The exercise: Update the lines starting at the one containing "586, 574, 634]" and ending at the one containing "330, 572, 379]" by replacing "social-item" with "social-link" throughout, leaving everything else unchanged.

(Stored dataset rows)
============================================================

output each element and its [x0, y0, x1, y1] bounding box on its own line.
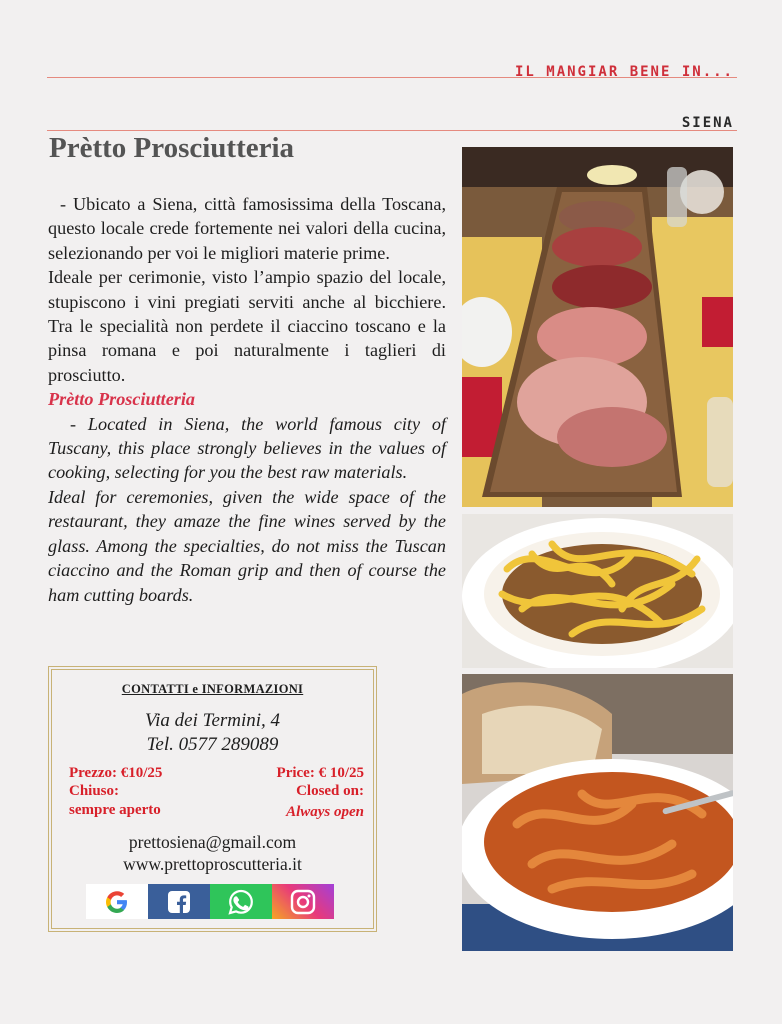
email-link[interactable]: prettosiena@gmail.com [128, 832, 297, 852]
en-paragraph-2: Ideal for ceremonies, given the wide space of the restaurant, they amaze the fine wines served by the glass. Among the specialties, do not miss the Tuscan ciaccino and the Roman grip and then of course the ham cutting boards. [48, 486, 446, 605]
price-it: Prezzo: €10/25 [69, 765, 163, 781]
it-paragraph-2: Ideale per cerimonie, visto l’ampio spazio del locale, stupiscono i vini pregiati serviti anche al bicchiere. Tra le specialità non perdete il ciaccino toscano e la pinsa romana e poi naturalmente i taglieri di prosciutto. [48, 267, 446, 385]
tripe-dish-photo [462, 674, 733, 951]
facebook-icon[interactable] [148, 884, 210, 919]
charcuterie-board-photo [462, 147, 733, 507]
instagram-icon[interactable] [272, 884, 334, 919]
page-title: Prètto Prosciutteria [49, 132, 295, 164]
closed-label-en: Closed on: [296, 783, 364, 799]
english-title: Prètto Prosciutteria [48, 389, 196, 410]
google-icon[interactable] [86, 884, 148, 919]
pasta-photo [462, 514, 733, 668]
contact-box [48, 666, 377, 932]
header-rule-bottom [47, 130, 737, 131]
website-link[interactable]: www.prettoproscutteria.it [123, 854, 302, 874]
social-icons [86, 884, 334, 919]
closed-label-it: Chiuso: [69, 783, 120, 799]
closed-value-en: Always open [286, 804, 364, 820]
header-kicker: IL MANGIAR BENE IN... [514, 64, 734, 80]
address: Via dei Termini, 4 [144, 710, 281, 731]
closed-value-it: sempre aperto [69, 802, 161, 818]
en-paragraph-1: - Located in Siena, the world famous city of Tuscany, this place strongly believes in the values of cooking, selecting for you the best raw materials. [48, 413, 446, 483]
english-section [48, 412, 446, 607]
article-body [48, 192, 446, 607]
header-city: SIENA [681, 115, 734, 131]
phone-number: Tel. 0577 289089 [146, 734, 279, 755]
tripe-illustration [462, 674, 733, 951]
pasta-illustration [462, 514, 733, 668]
it-paragraph-1: - Ubicato a Siena, città famosissima della Toscana, questo locale crede fortemente nei valori della cucina, selezionando per voi le migliori materie prime. [48, 194, 446, 263]
price-en: Price: € 10/25 [276, 765, 364, 781]
whatsapp-icon[interactable] [210, 884, 272, 919]
contact-title: CONTATTI e INFORMAZIONI [121, 682, 304, 696]
charcuterie-illustration [462, 147, 733, 507]
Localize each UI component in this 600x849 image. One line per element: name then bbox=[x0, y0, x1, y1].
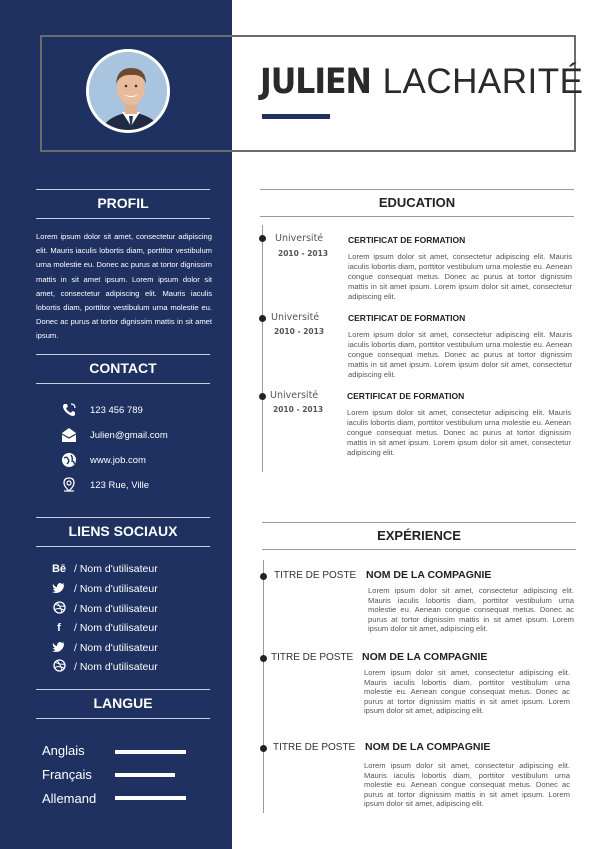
experience-description: Lorem ipsum dolor sit amet, consectetur adipiscing elit. Mauris iaculis lobortis diam, porttitor vestibulum urna molestie eu. Aenean congue consequat metus. Donec ac purus at tortor dignissim mattis in sit amet ipsum. Lorem ipsum dolor sit amet, adipiscing elit. bbox=[368, 586, 574, 634]
education-description: Lorem ipsum dolor sit amet, consectetur adipiscing elit. Mauris iaculis lobortis diam, porttitor vestibulum urna molestie eu. Aenean congue consequat metus. Donec ac purus at tortor dignissim mattis in sit amet ipsum. Lorem ipsum dolor sit amet, consectetur adipiscing elit. bbox=[347, 408, 571, 457]
education-title: CERTIFICAT DE FORMATION bbox=[348, 313, 466, 323]
social-username[interactable]: / Nom d'utilisateur bbox=[74, 661, 158, 673]
social-item[interactable] bbox=[50, 640, 158, 656]
social-item[interactable] bbox=[50, 561, 158, 577]
profile-text: Lorem ipsum dolor sit amet, consectetur adipiscing elit. Mauris iaculis lobortis diam, porttitor vestibulum urna molestie eu. Donec ac purus at tortor dignissim mattis in sit amet ipsum. Lorem ipsum dolor sit amet, consectetur adipiscing elit. Mauris iaculis lobortis diam, porttitor vestibulum urna molestie eu. Donec ac purus at tortor dignissim mattis in sit amet ipsum. bbox=[36, 232, 212, 341]
social-item[interactable] bbox=[50, 659, 158, 675]
language-level-bar bbox=[115, 750, 186, 754]
education-description: Lorem ipsum dolor sit amet, consectetur adipiscing elit. Mauris iaculis lobortis diam, porttitor vestibulum urna molestie eu. Aenean congue consequat metus. Donec ac purus at tortor dignissim mattis in sit amet ipsum. Lorem ipsum dolor sit amet, consectetur adipiscing elit. bbox=[348, 330, 572, 379]
timeline-dot bbox=[259, 393, 266, 400]
contact-address-text: 123 Rue, Ville bbox=[90, 479, 149, 491]
facebook-icon: f bbox=[57, 622, 61, 634]
email-icon bbox=[60, 426, 78, 444]
language-heading: LANGUE bbox=[36, 689, 210, 719]
social-username[interactable]: / Nom d'utilisateur bbox=[74, 603, 158, 615]
experience-company: NOM DE LA COMPAGNIE bbox=[365, 741, 491, 753]
profile-photo bbox=[86, 49, 170, 133]
social-heading: LIENS SOCIAUX bbox=[36, 517, 210, 547]
behance-icon: Bē bbox=[51, 563, 67, 575]
language-level-bar bbox=[115, 796, 186, 800]
education-title: CERTIFICAT DE FORMATION bbox=[347, 391, 465, 401]
education-title: CERTIFICAT DE FORMATION bbox=[348, 235, 466, 245]
dribbble-icon bbox=[50, 601, 68, 617]
social-username[interactable]: / Nom d'utilisateur bbox=[74, 563, 158, 575]
contact-heading: CONTACT bbox=[36, 354, 210, 384]
candidate-name bbox=[260, 62, 584, 102]
education-school: Université bbox=[270, 390, 319, 401]
education-school: Université bbox=[275, 233, 324, 244]
globe-icon bbox=[60, 451, 78, 469]
language-level-bar bbox=[115, 773, 175, 777]
contact-website[interactable] bbox=[60, 451, 146, 469]
experience-position: TITRE DE POSTE bbox=[271, 652, 354, 663]
location-pin-icon bbox=[60, 476, 78, 494]
education-school: Université bbox=[271, 312, 320, 323]
education-timeline bbox=[262, 225, 263, 472]
education-heading: EDUCATION bbox=[260, 189, 574, 217]
timeline-dot bbox=[260, 745, 267, 752]
social-username[interactable]: / Nom d'utilisateur bbox=[74, 622, 158, 634]
social-username[interactable]: / Nom d'utilisateur bbox=[74, 642, 158, 654]
education-years: 2010 - 2013 bbox=[273, 405, 324, 414]
contact-phone bbox=[60, 401, 143, 419]
last-name: LACHARITÉ bbox=[382, 62, 584, 101]
education-years: 2010 - 2013 bbox=[274, 327, 325, 336]
profile-heading: PROFIL bbox=[36, 189, 210, 219]
timeline-dot bbox=[260, 573, 267, 580]
education-years: 2010 - 2013 bbox=[278, 249, 329, 258]
social-item[interactable] bbox=[50, 620, 158, 636]
timeline-dot bbox=[260, 655, 267, 662]
timeline-dot bbox=[259, 235, 266, 242]
twitter-icon bbox=[50, 641, 68, 656]
language-name: Anglais bbox=[42, 743, 85, 758]
experience-timeline bbox=[263, 560, 264, 813]
education-description: Lorem ipsum dolor sit amet, consectetur adipiscing elit. Mauris iaculis lobortis diam, porttitor vestibulum urna molestie eu. Aenean congue consequat metus. Donec ac purus at tortor dignissim mattis in sit amet ipsum. Lorem ipsum dolor sit amet, consectetur adipiscing elit. bbox=[348, 252, 572, 301]
experience-description: Lorem ipsum dolor sit amet, consectetur adipiscing elit. Mauris iaculis lobortis diam, porttitor vestibulum urna molestie eu. Aenean congue consequat metus. Donec ac purus at tortor dignissim mattis in sit amet ipsum. Lorem ipsum dolor sit amet, adipiscing elit. bbox=[364, 668, 570, 716]
name-underline bbox=[262, 114, 330, 119]
contact-phone-text: 123 456 789 bbox=[90, 404, 143, 416]
first-name: JULIEN bbox=[260, 62, 371, 102]
experience-description: Lorem ipsum dolor sit amet, consectetur adipiscing elit. Mauris iaculis lobortis diam, porttitor vestibulum urna molestie eu. Aenean congue consequat metus. Donec ac purus at tortor dignissim mattis in sit amet ipsum. Lorem ipsum dolor sit amet, adipiscing elit. bbox=[364, 761, 570, 809]
contact-email-text[interactable]: Julien@gmail.com bbox=[90, 429, 168, 441]
experience-position: TITRE DE POSTE bbox=[273, 742, 356, 753]
language-name: Allemand bbox=[42, 791, 97, 806]
dribbble-icon bbox=[50, 659, 68, 675]
contact-address bbox=[60, 476, 149, 494]
experience-company: NOM DE LA COMPAGNIE bbox=[366, 569, 492, 581]
experience-heading: EXPÉRIENCE bbox=[262, 522, 576, 550]
phone-icon bbox=[60, 401, 78, 419]
experience-position: TITRE DE POSTE bbox=[274, 570, 357, 581]
social-item[interactable] bbox=[50, 581, 158, 597]
twitter-icon bbox=[50, 582, 68, 597]
contact-email[interactable] bbox=[60, 426, 168, 444]
social-item[interactable] bbox=[50, 601, 158, 617]
experience-company: NOM DE LA COMPAGNIE bbox=[362, 651, 488, 663]
contact-website-text[interactable]: www.job.com bbox=[90, 454, 146, 466]
language-name: Français bbox=[42, 767, 92, 782]
social-username[interactable]: / Nom d'utilisateur bbox=[74, 583, 158, 595]
timeline-dot bbox=[259, 315, 266, 322]
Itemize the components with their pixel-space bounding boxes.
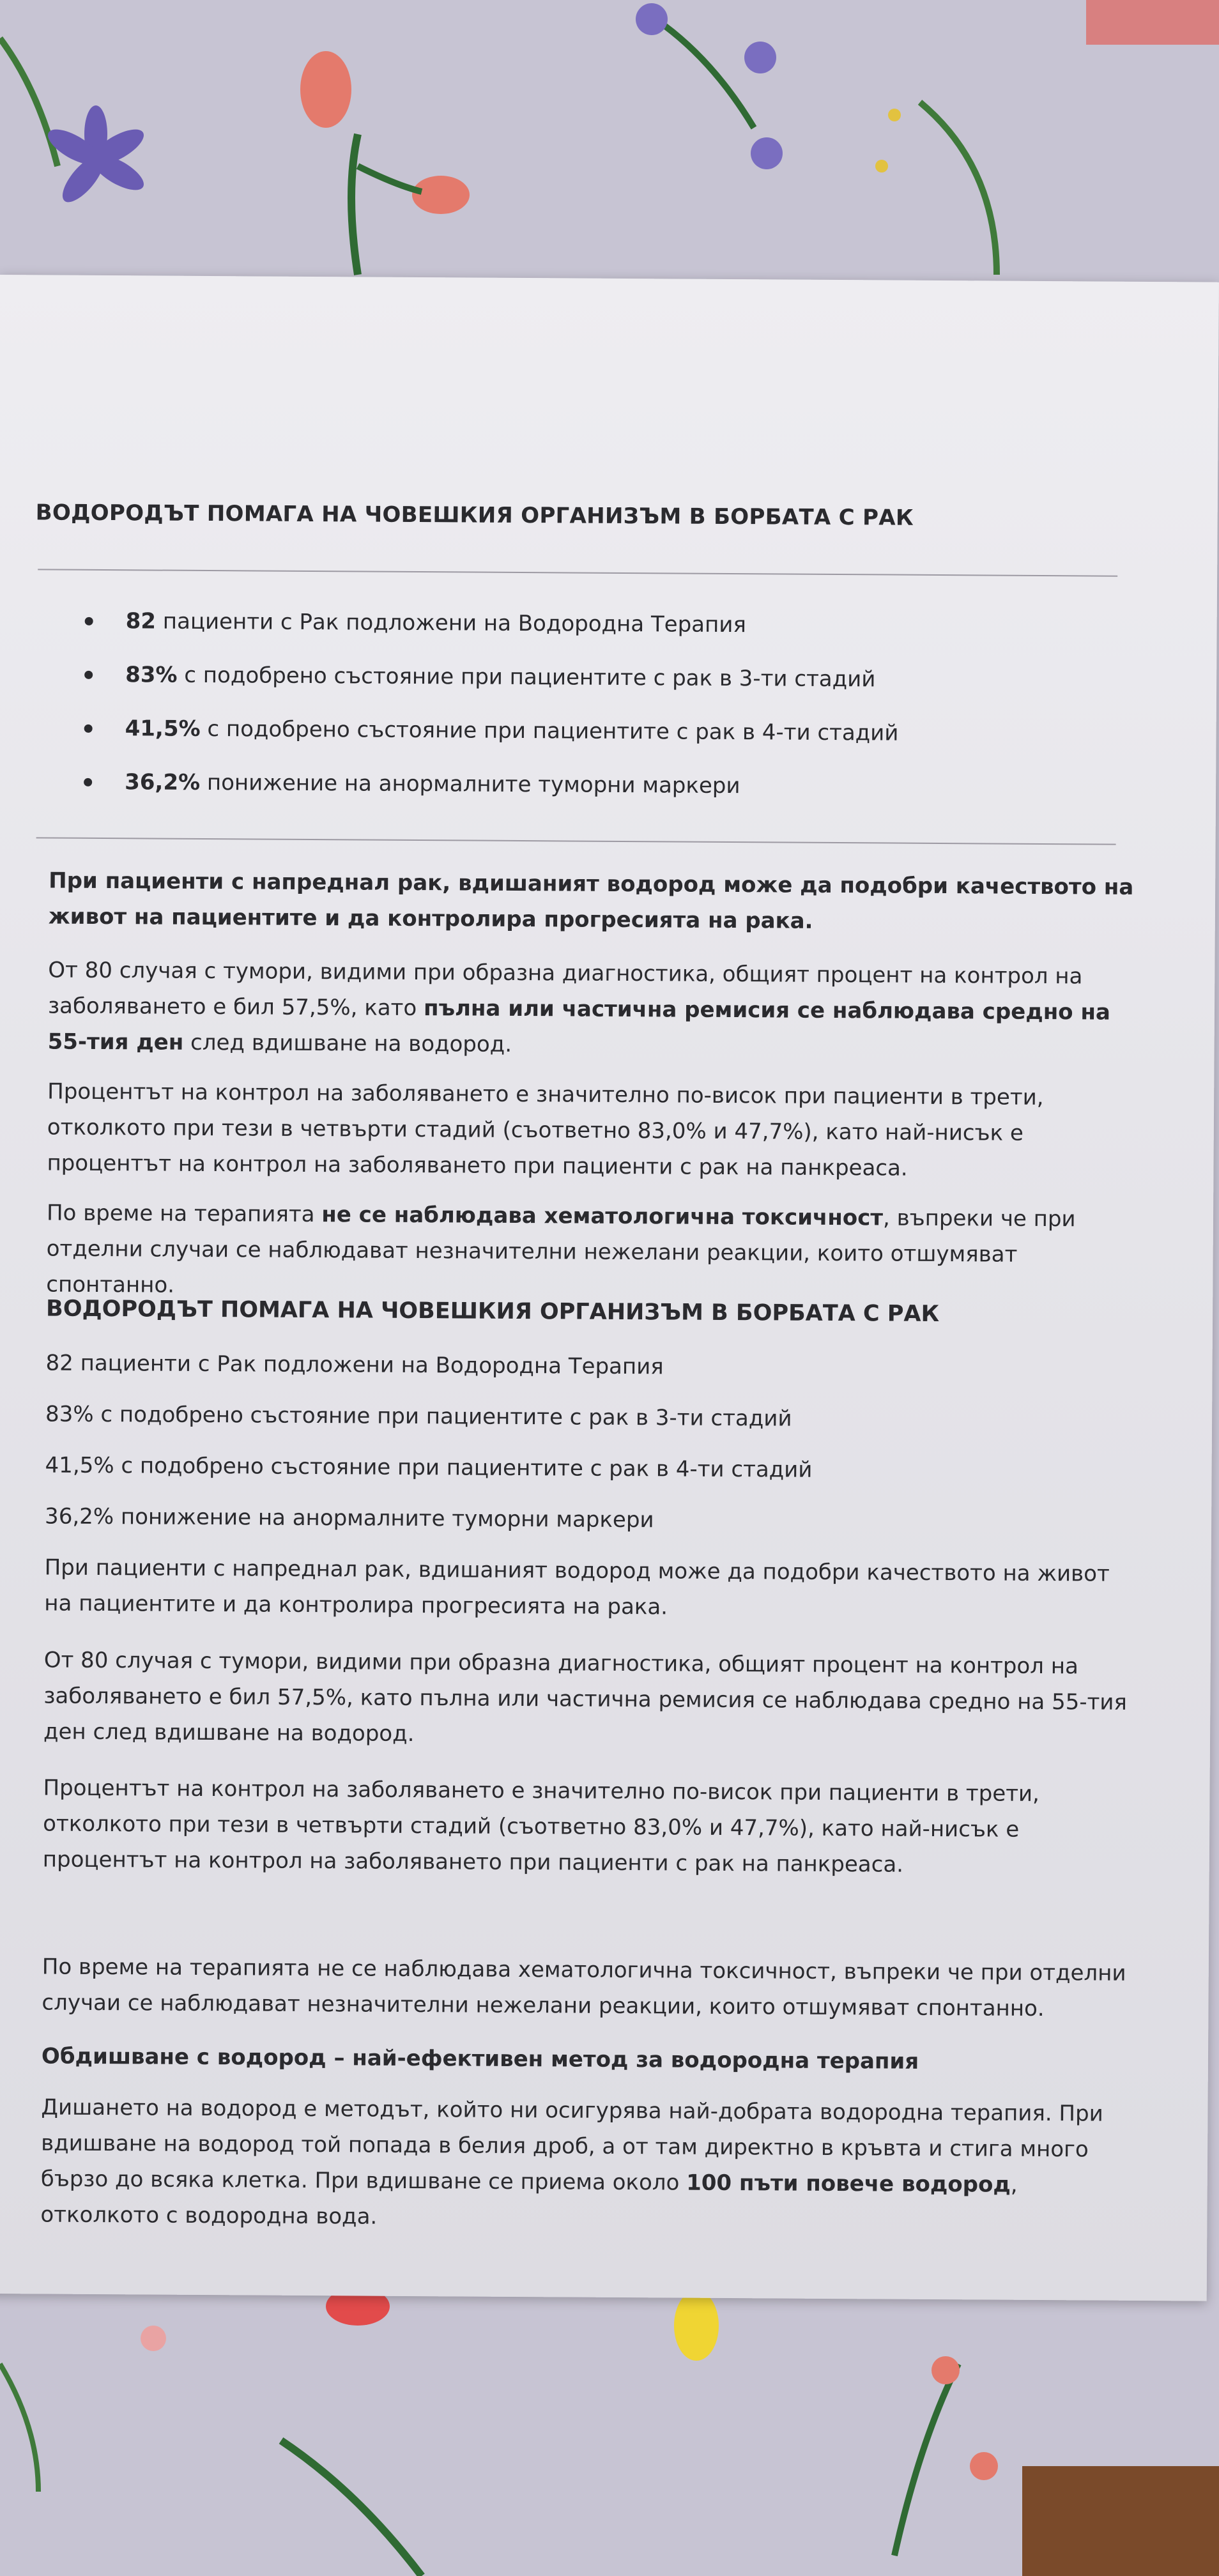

============================================================

Solution to this problem:
experience-description: Lorem ipsum dolor sit amet, consectetur adipiscing elit. Mauris iaculis lobortis diam, porttitor vestibulum urna molestie eu. Aenean congue consequat metus. Donec ac purus at tortor dignissim mattis in sit amet ipsum. Lorem ipsum dolor sit amet, adipiscing elit. bbox=[368, 586, 574, 634]
education-description: Lorem ipsum dolor sit amet, consectetur adipiscing elit. Mauris iaculis lobortis diam, porttitor vestibulum urna molestie eu. Aenean congue consequat metus. Donec ac purus at tortor dignissim mattis in sit amet ipsum. Lorem ipsum dolor sit amet, consectetur adipiscing elit. bbox=[347, 408, 571, 457]
education-title: CERTIFICAT DE FORMATION bbox=[348, 313, 466, 323]
social-username[interactable]: / Nom d'utilisateur bbox=[74, 661, 158, 673]
social-link[interactable] bbox=[50, 640, 158, 656]
social-link[interactable] bbox=[50, 561, 158, 577]
profile-text: Lorem ipsum dolor sit amet, consectetur adipiscing elit. Mauris iaculis lobortis diam, porttitor vestibulum urna molestie eu. Donec ac purus at tortor dignissim mattis in sit amet ipsum. Lorem ipsum dolor sit amet, consectetur adipiscing elit. Mauris iaculis lobortis diam, porttitor vestibulum urna molestie eu. Donec ac purus at tortor dignissim mattis in sit amet ipsum. bbox=[36, 232, 212, 341]
social-link[interactable] bbox=[50, 659, 158, 675]
language-level-bar bbox=[115, 750, 186, 754]
education-description: Lorem ipsum dolor sit amet, consectetur adipiscing elit. Mauris iaculis lobortis diam, porttitor vestibulum urna molestie eu. Aenean congue consequat metus. Donec ac purus at tortor dignissim mattis in sit amet ipsum. Lorem ipsum dolor sit amet, consectetur adipiscing elit. bbox=[348, 330, 572, 379]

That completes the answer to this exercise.